** EXERCISE AIM **
Find the lines holding the word "wieku" and collect them.

** DATASET ENTRIES **
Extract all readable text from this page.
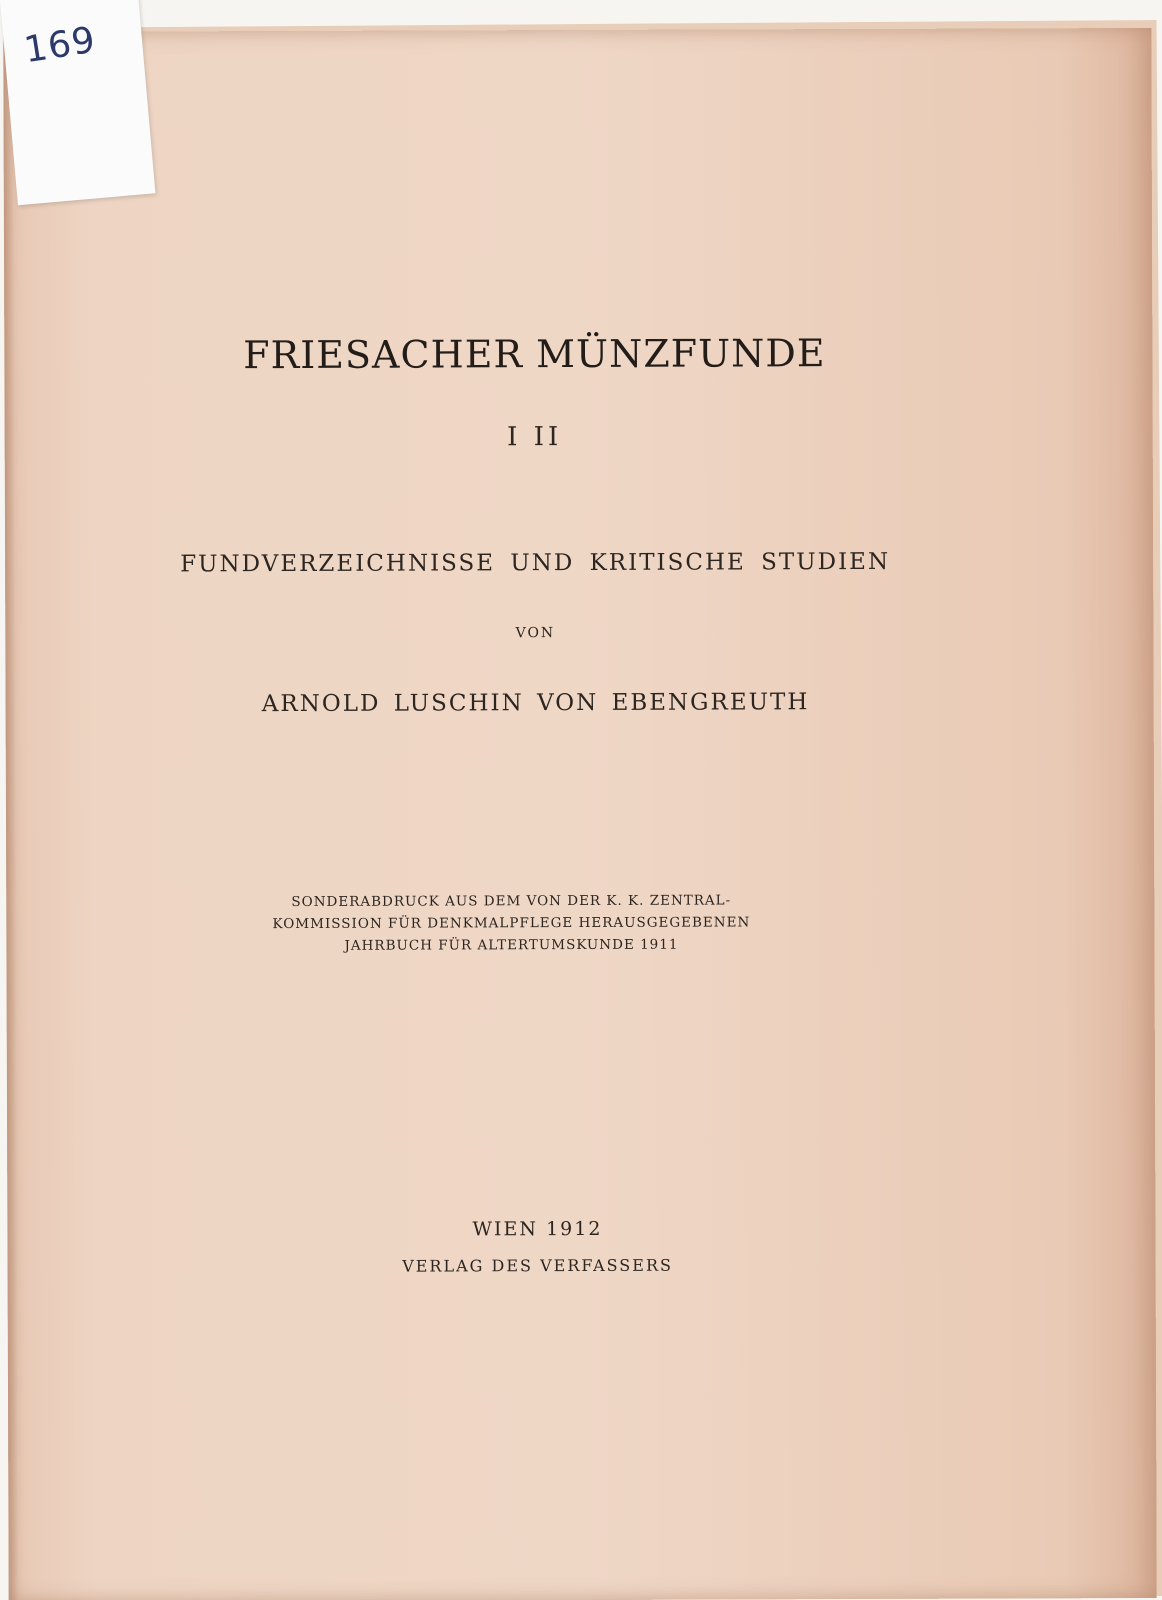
169
FRIESACHER MÜNZFUNDE
I II
FUNDVERZEICHNISSE UND KRITISCHE STUDIEN
VON
ARNOLD LUSCHIN VON EBENGREUTH
SONDERABDRUCK AUS DEM VON DER K. K. ZENTRAL-
KOMMISSION FÜR DENKMALPFLEGE HERAUSGEGEBENEN
JAHRBUCH FÜR ALTERTUMSKUNDE 1911
WIEN 1912
VERLAG DES VERFASSERS
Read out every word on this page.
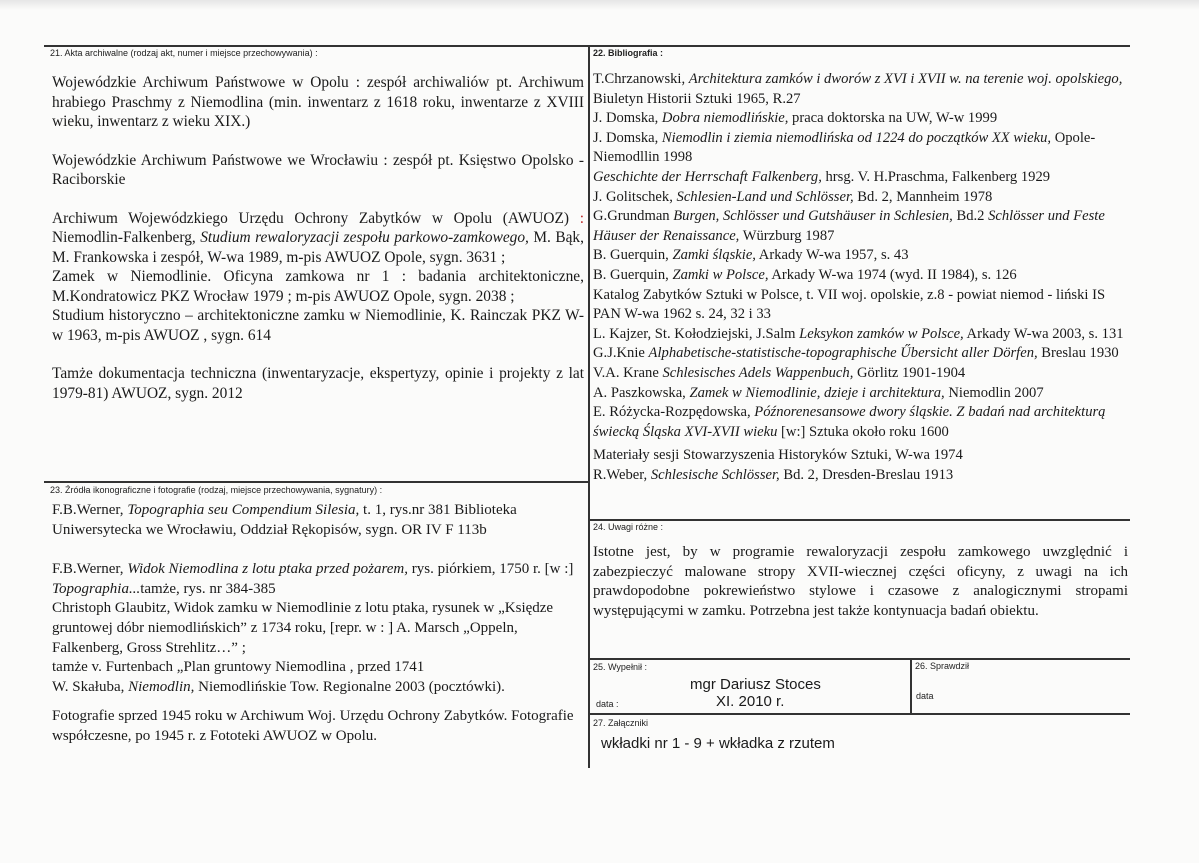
21. Akta archiwalne (rodzaj akt, numer i miejsce przechowywania) :

Wojewódzkie Archiwum Państwowe w Opolu : zespół archiwaliów pt. Archiwum hrabiego Praschmy z Niemodlina (min. inwentarz z 1618 roku, inwentarze z XVIII wieku, inwentarz z wieku XIX.)

Wojewódzkie Archiwum Państwowe we Wrocławiu : zespół pt. Księstwo Opolsko - Raciborskie

Archiwum Wojewódzkiego Urzędu Ochrony Zabytków w Opolu (AWUOZ) : Niemodlin-Falkenberg, Studium rewaloryzacji zespołu parkowo-zamkowego, M. Bąk, M. Frankowska i zespół, W-wa 1989, m-pis AWUOZ Opole, sygn. 3631 ;

Zamek w Niemodlinie. Oficyna zamkowa nr 1 : badania architektoniczne, M.Kondratowicz PKZ Wrocław 1979 ; m-pis AWUOZ Opole, sygn. 2038 ;

Studium historyczno – architektoniczne zamku w Niemodlinie, K. Rainczak PKZ W-w 1963, m-pis AWUOZ , sygn. 614

Tamże dokumentacja techniczna (inwentaryzacje, ekspertyzy, opinie i projekty z lat 1979-81) AWUOZ, sygn. 2012

22. Bibliografia :

T.Chrzanowski, Architektura zamków i dworów z XVI i XVII w. na terenie woj. opolskiego, Biuletyn Historii Sztuki 1965, R.27

J. Domska, Dobra niemodlińskie, praca doktorska na UW, W-w 1999

J. Domska, Niemodlin i ziemia niemodlińska od 1224 do początków XX wieku, Opole-Niemodllin 1998

Geschichte der Herrschaft Falkenberg, hrsg. V. H.Praschma, Falkenberg 1929

J. Golitschek, Schlesien-Land und Schlösser, Bd. 2, Mannheim 1978

G.Grundman Burgen, Schlösser und Gutshäuser in Schlesien, Bd.2 Schlösser und Feste Häuser der Renaissance, Würzburg 1987

B. Guerquin, Zamki śląskie, Arkady W-wa 1957, s. 43

B. Guerquin, Zamki w Polsce, Arkady W-wa 1974 (wyd. II 1984), s. 126

Katalog Zabytków Sztuki w Polsce, t. VII woj. opolskie, z.8 - powiat niemod - liński IS PAN W-wa 1962 s. 24, 32 i 33

L. Kajzer, St. Kołodziejski, J.Salm Leksykon zamków w Polsce, Arkady W-wa 2003, s. 131

G.J.Knie Alphabetische-statistische-topographische Űbersicht aller Dörfen, Breslau 1930

V.A. Krane Schlesisches Adels Wappenbuch, Görlitz 1901-1904

A. Paszkowska, Zamek w Niemodlinie, dzieje i architektura, Niemodlin 2007

E. Różycka-Rozpędowska, Późnorenesansowe dwory śląskie. Z badań nad architekturą świecką Śląska XVI-XVII wieku [w:] Sztuka około roku 1600

Materiały sesji Stowarzyszenia Historyków Sztuki, W-wa 1974

R.Weber, Schlesische Schlösser, Bd. 2, Dresden-Breslau 1913

23. Źródła ikonograficzne i fotografie (rodzaj, miejsce przechowywania, sygnatury) :

F.B.Werner, Topographia seu Compendium Silesia, t. 1, rys.nr 381 Biblioteka Uniwersytecka we Wrocławiu, Oddział Rękopisów, sygn. OR IV F 113b

F.B.Werner, Widok Niemodlina z lotu ptaka przed pożarem, rys. piórkiem, 1750 r. [w :] Topographia...tamże, rys. nr 384-385

Christoph Glaubitz, Widok zamku w Niemodlinie z lotu ptaka, rysunek w „Księdze gruntowej dóbr niemodlińskich” z 1734 roku, [repr. w : ] A. Marsch „Oppeln, Falkenberg, Gross Strehlitz…” ;

tamże v. Furtenbach „Plan gruntowy Niemodlina , przed 1741

W. Skałuba, Niemodlin, Niemodlińskie Tow. Regionalne 2003 (pocztówki).

Fotografie sprzed 1945 roku w Archiwum Woj. Urzędu Ochrony Zabytków. Fotografie współczesne, po 1945 r. z Fototeki AWUOZ w Opolu.

24. Uwagi różne :
Istotne jest, by w programie rewaloryzacji zespołu zamkowego uwzględnić i zabezpieczyć malowane stropy XVII-wiecznej części oficyny, z uwagi na ich prawdopodobne pokrewieństwo stylowe i czasowe z analogicznymi stropami występującymi w zamku. Potrzebna jest także kontynuacja badań obiektu.
25. Wypełnił :
mgr Dariusz Stoces
data :	XI. 2010 r.
26. Sprawdził
data
27. Załączniki
wkładki nr 1 - 9 + wkładka z rzutem
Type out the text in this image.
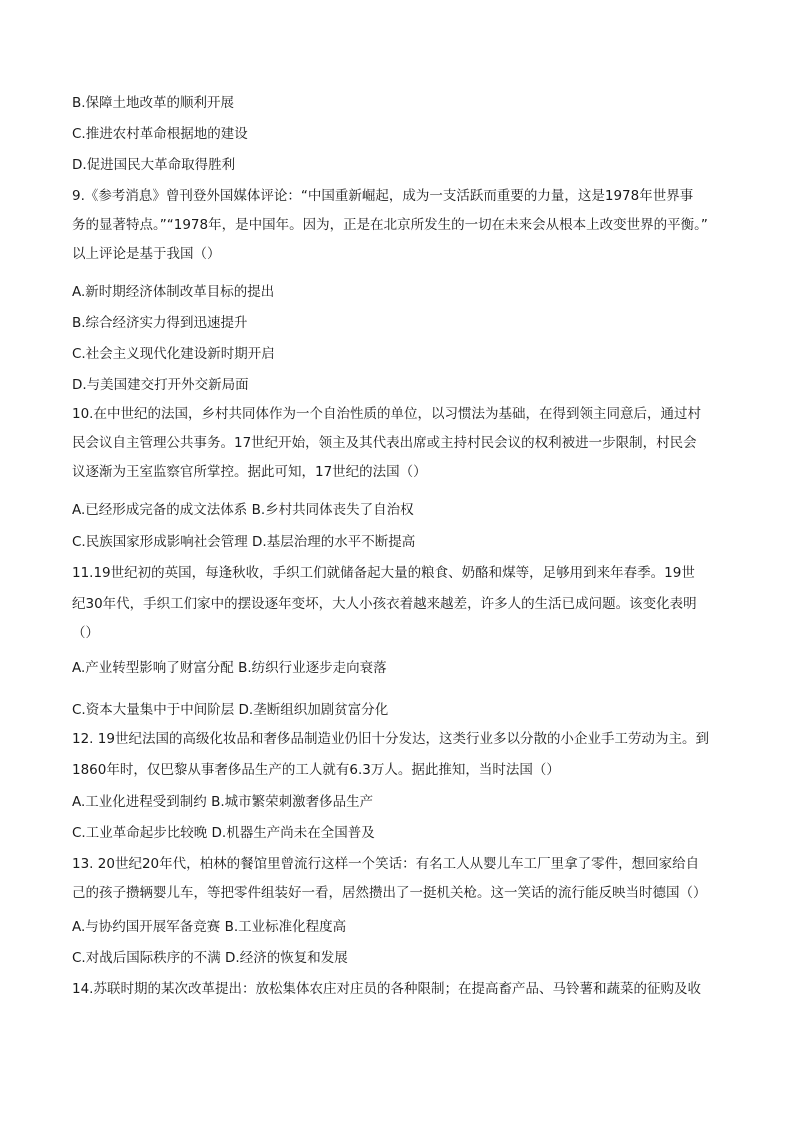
B.保障土地改革的顺利开展
C.推进农村革命根据地的建设
D.促进国民大革命取得胜利
9.《参考消息》曾刊登外国媒体评论：“中国重新崛起，成为一支活跃而重要的力量，这是1978年世界事
务的显著特点。”“1978年，是中国年。因为，正是在北京所发生的一切在未来会从根本上改变世界的平衡。”
以上评论是基于我国（）
A.新时期经济体制改革目标的提出
B.综合经济实力得到迅速提升
C.社会主义现代化建设新时期开启
D.与美国建交打开外交新局面
10.在中世纪的法国，乡村共同体作为一个自治性质的单位，以习惯法为基础，在得到领主同意后，通过村
民会议自主管理公共事务。17世纪开始，领主及其代表出席或主持村民会议的权利被进一步限制，村民会
议逐渐为王室监察官所掌控。据此可知，17世纪的法国（）
A.已经形成完备的成文法体系 B.乡村共同体丧失了自治权
C.民族国家形成影响社会管理 D.基层治理的水平不断提高
11.19世纪初的英国，每逢秋收，手织工们就储备起大量的粮食、奶酪和煤等，足够用到来年春季。19世
纪30年代，手织工们家中的摆设逐年变坏，大人小孩衣着越来越差，许多人的生活已成问题。该变化表明
（）
A.产业转型影响了财富分配 B.纺织行业逐步走向衰落
C.资本大量集中于中间阶层 D.垄断组织加剧贫富分化
12. 19世纪法国的高级化妆品和奢侈品制造业仍旧十分发达，这类行业多以分散的小企业手工劳动为主。到
1860年时，仅巴黎从事奢侈品生产的工人就有6.3万人。据此推知，当时法国（）
A.工业化进程受到制约 B.城市繁荣刺激奢侈品生产
C.工业革命起步比较晚 D.机器生产尚未在全国普及
13. 20世纪20年代，柏林的餐馆里曾流行这样一个笑话：有名工人从婴儿车工厂里拿了零件，想回家给自
己的孩子攒辆婴儿车，等把零件组装好一看，居然攒出了一挺机关枪。这一笑话的流行能反映当时德国（）
A.与协约国开展军备竞赛 B.工业标准化程度高
C.对战后国际秩序的不满 D.经济的恢复和发展
14.苏联时期的某次改革提出：放松集体农庄对庄员的各种限制；在提高畜产品、马铃薯和蔬菜的征购及收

** FULL OUTPUT **
Wojewódzkie Archiwum Państwowe w Opolu : zespół archiwaliów pt. Archiwum hrabiego Praschmy z Niemodlina (min. inwentarz z 1618 roku, inwentarze z XVIII wieku, inwentarz z wieku XIX.)
J. Domska, Niemodlin i ziemia niemodlińska od 1224 do początków XX wieku, Opole-Niemodllin 1998
E. Różycka-Rozpędowska, Późnorenesansowe dwory śląskie. Z badań nad architekturą świecką Śląska XVI-XVII wieku [w:] Sztuka około roku 1600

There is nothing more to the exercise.